What you will do = Locate each line containing the string "Pixels" and copy it out.

Available data =
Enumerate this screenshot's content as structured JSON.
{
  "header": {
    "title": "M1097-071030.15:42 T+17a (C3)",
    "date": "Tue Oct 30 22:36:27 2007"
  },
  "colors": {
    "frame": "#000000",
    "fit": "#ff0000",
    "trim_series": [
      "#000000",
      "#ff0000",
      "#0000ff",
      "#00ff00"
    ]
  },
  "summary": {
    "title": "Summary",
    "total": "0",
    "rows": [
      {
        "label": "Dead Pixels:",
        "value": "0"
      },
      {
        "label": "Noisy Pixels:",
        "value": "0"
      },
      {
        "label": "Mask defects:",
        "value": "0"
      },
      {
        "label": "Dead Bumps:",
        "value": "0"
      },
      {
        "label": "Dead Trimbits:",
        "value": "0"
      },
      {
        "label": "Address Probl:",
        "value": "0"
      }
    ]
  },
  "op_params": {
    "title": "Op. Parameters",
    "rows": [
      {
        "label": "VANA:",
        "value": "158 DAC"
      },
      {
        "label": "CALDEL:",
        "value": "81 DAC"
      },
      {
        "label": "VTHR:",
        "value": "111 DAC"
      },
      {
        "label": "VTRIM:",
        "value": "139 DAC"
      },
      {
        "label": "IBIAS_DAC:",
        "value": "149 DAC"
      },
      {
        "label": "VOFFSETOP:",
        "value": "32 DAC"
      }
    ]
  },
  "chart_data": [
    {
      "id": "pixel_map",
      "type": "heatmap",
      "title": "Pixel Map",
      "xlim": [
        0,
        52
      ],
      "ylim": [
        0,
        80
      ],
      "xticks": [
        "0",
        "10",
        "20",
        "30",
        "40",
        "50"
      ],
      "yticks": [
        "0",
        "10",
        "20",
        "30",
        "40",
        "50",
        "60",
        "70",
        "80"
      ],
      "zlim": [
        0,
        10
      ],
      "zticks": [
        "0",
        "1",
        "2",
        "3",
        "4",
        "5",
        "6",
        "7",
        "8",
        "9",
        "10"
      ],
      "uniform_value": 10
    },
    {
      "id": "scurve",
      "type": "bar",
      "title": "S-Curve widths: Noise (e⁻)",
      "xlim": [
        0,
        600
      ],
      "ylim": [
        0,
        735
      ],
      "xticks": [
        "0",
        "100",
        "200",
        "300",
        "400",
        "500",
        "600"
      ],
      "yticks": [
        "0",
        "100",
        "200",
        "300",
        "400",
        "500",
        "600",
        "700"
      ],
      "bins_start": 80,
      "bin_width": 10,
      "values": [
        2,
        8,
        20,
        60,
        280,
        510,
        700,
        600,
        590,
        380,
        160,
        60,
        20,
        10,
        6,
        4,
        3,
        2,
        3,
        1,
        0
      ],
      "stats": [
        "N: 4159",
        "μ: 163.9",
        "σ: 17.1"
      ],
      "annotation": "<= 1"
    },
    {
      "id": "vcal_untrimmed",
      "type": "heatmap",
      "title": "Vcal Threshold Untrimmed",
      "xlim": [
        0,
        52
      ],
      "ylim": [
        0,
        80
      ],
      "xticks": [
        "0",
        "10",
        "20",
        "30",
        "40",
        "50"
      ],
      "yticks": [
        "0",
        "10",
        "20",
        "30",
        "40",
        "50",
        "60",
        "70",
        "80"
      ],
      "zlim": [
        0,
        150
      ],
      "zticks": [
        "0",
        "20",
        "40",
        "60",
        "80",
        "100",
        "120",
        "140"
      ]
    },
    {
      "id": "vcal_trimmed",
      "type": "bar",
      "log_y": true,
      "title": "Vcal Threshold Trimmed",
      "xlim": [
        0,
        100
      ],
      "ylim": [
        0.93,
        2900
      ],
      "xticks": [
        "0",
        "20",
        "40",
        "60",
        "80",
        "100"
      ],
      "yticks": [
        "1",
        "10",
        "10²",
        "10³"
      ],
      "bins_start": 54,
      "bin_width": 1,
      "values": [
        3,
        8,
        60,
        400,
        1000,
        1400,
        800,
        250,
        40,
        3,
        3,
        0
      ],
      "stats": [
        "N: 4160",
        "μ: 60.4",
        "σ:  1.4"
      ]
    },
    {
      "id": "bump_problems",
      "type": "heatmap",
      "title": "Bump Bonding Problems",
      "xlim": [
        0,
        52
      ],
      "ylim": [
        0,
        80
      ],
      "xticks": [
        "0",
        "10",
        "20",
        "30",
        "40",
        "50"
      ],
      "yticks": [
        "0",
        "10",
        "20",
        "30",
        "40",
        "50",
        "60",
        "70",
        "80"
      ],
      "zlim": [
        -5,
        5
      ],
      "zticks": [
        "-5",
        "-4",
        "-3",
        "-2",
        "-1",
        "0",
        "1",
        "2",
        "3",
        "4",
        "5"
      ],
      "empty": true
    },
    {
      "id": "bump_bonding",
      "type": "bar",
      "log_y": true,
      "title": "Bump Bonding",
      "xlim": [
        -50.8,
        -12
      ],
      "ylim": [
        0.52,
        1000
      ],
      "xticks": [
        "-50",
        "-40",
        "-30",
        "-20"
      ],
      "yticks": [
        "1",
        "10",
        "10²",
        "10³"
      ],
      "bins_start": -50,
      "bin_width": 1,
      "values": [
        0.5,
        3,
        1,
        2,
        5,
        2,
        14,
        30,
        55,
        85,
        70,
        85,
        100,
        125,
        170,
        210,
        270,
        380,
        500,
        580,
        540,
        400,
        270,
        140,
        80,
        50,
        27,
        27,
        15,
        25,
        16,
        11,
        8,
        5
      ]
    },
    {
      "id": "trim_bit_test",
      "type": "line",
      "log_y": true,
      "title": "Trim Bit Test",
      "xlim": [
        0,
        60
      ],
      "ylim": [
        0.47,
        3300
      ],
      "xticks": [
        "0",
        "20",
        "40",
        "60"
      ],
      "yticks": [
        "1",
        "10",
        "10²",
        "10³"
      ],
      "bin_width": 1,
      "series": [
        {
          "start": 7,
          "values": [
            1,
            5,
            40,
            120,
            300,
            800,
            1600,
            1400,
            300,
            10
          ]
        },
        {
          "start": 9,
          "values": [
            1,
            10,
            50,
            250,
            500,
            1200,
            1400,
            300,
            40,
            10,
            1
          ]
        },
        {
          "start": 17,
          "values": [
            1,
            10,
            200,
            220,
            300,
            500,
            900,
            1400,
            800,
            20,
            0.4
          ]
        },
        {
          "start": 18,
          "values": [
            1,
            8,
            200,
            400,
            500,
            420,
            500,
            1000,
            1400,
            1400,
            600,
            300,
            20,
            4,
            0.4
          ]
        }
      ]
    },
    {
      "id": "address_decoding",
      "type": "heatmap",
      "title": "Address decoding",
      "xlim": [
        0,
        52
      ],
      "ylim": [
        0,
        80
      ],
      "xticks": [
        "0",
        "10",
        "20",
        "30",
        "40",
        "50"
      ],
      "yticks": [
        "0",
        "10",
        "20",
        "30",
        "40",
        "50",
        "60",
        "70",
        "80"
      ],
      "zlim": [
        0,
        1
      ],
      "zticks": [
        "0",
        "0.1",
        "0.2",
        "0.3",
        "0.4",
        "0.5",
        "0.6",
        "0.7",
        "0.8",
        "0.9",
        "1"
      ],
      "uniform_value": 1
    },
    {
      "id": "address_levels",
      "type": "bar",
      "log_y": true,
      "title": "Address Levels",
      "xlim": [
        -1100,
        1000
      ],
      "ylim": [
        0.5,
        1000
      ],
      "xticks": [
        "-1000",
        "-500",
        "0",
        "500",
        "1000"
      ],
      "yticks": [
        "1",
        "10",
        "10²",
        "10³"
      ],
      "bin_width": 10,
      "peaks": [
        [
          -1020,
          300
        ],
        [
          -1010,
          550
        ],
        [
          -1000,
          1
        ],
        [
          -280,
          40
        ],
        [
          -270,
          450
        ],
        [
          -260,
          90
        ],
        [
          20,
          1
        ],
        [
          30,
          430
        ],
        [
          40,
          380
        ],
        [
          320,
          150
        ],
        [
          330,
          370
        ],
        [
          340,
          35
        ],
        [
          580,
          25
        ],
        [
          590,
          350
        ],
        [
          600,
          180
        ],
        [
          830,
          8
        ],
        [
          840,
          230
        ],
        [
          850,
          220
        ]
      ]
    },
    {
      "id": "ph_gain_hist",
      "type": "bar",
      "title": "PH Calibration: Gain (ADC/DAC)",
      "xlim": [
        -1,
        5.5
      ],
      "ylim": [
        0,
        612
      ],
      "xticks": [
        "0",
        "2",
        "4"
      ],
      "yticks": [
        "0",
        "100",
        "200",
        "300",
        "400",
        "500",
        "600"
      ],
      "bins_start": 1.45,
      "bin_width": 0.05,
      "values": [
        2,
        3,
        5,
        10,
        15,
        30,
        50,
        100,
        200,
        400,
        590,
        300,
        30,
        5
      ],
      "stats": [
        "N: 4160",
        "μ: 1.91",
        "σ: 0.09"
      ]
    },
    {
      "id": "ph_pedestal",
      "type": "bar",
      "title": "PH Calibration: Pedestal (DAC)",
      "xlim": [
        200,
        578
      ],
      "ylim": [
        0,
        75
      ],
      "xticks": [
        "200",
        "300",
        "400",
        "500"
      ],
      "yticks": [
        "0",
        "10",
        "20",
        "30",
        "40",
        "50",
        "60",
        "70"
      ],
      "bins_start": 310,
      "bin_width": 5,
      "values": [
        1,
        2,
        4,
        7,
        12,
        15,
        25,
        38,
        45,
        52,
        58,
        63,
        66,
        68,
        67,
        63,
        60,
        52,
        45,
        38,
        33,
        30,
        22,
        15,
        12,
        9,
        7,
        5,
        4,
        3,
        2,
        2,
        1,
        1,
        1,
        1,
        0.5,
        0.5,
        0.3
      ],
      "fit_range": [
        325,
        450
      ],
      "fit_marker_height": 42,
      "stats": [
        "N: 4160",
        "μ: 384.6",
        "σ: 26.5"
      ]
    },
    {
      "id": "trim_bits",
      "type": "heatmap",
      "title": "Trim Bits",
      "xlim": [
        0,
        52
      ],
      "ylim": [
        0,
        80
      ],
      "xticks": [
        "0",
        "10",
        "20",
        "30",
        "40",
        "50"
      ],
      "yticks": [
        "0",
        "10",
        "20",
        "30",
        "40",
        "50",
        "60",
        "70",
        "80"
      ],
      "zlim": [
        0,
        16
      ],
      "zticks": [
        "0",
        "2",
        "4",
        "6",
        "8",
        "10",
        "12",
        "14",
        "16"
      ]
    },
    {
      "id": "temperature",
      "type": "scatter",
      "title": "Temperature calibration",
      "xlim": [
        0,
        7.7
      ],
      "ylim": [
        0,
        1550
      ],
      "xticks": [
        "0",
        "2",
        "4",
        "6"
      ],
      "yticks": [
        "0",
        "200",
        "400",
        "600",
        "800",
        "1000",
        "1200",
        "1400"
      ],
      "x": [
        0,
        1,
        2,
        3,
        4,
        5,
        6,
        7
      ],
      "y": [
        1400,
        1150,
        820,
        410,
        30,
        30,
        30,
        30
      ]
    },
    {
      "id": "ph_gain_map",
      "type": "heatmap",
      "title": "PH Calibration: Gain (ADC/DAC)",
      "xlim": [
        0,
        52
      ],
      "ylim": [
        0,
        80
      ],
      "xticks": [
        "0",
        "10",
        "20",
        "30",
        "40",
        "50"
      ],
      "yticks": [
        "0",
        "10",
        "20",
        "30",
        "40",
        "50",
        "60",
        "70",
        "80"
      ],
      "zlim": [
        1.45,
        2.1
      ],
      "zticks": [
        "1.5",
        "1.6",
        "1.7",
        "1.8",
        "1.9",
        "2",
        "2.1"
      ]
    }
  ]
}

Answer in full =
        "label": "Dead Pixels:",
        "label": "Noisy Pixels:",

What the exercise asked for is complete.